Copy out the lines that include the word "ylabel".

**PROVIDED DATA**
┌────────
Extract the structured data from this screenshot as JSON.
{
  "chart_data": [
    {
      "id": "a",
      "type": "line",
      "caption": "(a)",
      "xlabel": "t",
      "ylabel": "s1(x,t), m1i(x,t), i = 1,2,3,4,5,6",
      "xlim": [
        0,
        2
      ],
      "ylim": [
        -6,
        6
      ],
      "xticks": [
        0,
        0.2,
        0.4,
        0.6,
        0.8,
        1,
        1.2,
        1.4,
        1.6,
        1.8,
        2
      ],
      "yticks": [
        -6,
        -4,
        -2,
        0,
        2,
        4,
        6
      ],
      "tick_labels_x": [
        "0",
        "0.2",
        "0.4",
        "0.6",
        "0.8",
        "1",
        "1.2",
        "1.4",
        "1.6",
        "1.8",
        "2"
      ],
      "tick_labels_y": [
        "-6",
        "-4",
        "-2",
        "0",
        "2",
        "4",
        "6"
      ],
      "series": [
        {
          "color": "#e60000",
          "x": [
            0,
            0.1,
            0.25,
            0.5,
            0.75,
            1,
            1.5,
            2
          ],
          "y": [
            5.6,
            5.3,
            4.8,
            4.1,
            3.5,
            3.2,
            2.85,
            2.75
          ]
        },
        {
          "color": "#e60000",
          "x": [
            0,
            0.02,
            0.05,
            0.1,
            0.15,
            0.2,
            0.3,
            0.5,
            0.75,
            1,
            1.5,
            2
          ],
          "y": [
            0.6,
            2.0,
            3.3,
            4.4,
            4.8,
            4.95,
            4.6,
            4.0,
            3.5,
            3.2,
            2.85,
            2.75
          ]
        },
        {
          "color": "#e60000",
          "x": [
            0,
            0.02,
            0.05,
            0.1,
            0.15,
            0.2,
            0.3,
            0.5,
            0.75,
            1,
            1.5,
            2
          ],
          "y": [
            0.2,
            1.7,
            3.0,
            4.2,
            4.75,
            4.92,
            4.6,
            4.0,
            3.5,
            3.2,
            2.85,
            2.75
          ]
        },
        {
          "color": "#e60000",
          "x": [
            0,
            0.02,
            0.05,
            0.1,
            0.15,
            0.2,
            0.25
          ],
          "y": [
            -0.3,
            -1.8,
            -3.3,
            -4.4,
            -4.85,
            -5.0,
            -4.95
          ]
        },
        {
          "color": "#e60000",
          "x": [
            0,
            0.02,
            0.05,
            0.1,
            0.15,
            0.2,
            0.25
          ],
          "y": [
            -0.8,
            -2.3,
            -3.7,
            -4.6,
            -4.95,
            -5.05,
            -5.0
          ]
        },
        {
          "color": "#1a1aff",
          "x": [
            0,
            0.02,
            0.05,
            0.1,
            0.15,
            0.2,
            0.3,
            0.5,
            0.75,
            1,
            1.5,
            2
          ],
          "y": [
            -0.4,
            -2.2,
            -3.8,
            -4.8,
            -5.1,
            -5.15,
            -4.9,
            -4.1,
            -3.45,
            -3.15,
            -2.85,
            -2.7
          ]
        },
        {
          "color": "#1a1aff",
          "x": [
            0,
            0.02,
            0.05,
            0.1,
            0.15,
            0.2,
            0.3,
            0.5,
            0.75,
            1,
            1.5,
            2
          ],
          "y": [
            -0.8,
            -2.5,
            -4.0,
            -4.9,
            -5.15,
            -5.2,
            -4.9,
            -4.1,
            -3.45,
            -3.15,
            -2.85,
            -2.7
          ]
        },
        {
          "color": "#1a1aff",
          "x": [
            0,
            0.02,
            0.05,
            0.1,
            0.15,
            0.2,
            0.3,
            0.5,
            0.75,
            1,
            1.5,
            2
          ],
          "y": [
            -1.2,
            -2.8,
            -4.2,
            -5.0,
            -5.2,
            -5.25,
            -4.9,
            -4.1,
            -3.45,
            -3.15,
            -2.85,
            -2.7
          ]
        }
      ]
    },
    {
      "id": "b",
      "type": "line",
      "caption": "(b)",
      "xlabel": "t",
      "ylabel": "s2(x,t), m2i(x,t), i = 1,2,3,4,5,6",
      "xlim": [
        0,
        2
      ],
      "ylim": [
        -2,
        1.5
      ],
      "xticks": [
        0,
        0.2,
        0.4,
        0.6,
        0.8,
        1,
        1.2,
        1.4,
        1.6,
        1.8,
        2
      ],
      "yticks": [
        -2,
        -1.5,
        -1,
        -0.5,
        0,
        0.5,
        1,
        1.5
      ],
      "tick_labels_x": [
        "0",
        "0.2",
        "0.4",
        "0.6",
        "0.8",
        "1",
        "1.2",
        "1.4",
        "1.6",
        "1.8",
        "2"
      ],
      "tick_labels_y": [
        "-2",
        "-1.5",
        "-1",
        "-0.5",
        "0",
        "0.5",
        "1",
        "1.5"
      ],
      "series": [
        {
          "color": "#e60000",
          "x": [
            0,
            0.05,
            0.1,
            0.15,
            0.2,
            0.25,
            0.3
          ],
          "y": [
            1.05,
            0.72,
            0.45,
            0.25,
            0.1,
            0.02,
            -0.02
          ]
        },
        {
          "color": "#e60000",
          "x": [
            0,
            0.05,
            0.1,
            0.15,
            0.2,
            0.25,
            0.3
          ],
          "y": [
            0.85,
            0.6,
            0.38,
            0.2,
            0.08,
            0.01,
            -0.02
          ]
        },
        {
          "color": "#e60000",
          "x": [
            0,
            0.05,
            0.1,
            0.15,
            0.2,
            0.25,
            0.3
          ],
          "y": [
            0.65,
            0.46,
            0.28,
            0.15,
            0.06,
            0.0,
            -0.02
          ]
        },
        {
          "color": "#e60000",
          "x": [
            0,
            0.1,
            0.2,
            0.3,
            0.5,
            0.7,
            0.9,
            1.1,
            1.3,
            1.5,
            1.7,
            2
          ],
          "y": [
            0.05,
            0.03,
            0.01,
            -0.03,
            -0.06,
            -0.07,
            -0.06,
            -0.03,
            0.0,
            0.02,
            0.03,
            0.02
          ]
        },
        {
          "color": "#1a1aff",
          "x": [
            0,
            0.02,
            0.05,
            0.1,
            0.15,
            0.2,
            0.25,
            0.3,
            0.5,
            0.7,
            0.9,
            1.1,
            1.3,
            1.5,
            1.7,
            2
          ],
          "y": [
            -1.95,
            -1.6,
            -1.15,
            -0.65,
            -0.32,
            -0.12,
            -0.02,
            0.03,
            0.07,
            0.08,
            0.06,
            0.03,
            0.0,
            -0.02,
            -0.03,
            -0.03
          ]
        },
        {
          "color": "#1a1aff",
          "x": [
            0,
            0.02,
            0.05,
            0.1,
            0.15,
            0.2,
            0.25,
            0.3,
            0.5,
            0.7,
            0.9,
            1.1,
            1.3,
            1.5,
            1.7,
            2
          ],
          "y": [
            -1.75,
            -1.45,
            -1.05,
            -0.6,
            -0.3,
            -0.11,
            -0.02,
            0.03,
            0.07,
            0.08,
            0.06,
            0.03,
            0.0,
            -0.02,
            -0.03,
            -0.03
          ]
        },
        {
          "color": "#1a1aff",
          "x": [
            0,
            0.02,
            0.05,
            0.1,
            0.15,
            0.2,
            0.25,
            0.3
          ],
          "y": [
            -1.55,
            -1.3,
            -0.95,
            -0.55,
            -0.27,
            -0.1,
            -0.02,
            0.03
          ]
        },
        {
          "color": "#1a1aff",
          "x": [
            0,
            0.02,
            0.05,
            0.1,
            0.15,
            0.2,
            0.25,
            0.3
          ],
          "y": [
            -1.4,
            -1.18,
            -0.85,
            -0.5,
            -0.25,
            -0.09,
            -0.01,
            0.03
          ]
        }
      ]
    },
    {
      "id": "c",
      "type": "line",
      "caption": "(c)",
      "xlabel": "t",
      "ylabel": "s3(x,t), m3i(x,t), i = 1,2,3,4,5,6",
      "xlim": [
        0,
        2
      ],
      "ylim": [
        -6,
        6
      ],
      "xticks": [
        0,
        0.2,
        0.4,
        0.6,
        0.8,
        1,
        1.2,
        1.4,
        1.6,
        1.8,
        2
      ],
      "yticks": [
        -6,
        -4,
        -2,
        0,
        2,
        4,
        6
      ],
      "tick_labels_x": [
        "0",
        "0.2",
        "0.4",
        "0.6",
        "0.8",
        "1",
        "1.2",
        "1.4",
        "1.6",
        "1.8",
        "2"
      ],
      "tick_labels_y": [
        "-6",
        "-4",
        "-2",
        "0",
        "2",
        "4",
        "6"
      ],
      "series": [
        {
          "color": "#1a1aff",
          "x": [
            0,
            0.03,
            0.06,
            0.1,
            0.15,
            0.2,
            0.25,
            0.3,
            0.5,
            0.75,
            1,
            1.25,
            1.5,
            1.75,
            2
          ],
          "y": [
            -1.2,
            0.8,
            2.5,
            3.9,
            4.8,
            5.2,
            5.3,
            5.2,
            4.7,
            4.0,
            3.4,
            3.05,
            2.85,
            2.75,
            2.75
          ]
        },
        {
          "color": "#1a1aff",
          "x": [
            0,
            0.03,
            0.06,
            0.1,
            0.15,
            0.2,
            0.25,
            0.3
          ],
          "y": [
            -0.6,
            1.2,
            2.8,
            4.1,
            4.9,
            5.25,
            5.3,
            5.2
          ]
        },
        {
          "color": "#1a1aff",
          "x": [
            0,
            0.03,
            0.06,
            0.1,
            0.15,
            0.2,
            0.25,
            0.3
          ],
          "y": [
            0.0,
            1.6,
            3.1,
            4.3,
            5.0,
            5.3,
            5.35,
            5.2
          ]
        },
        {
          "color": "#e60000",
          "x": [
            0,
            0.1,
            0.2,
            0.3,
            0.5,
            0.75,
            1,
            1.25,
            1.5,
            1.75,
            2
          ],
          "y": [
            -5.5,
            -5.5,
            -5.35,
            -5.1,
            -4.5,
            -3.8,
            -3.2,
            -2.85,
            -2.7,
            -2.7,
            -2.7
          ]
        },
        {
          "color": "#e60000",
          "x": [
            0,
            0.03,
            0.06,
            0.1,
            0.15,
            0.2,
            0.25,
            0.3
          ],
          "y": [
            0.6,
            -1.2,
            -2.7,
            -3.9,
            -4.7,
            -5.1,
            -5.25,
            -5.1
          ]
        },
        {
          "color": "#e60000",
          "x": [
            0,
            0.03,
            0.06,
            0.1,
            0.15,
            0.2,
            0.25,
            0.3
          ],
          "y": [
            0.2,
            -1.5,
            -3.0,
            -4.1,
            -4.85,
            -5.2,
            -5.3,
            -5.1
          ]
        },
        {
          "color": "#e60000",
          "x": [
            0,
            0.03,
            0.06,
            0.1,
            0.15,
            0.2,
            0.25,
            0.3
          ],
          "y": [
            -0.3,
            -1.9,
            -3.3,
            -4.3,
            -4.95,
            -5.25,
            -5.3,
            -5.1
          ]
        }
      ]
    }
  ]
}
└────────
**COMPLETED TASK**
      "ylabel": "s1(x,t), m1i(x,t), i = 1,2,3,4,5,6",
      "ylabel": "s2(x,t), m2i(x,t), i = 1,2,3,4,5,6",
      "ylabel": "s3(x,t), m3i(x,t), i = 1,2,3,4,5,6",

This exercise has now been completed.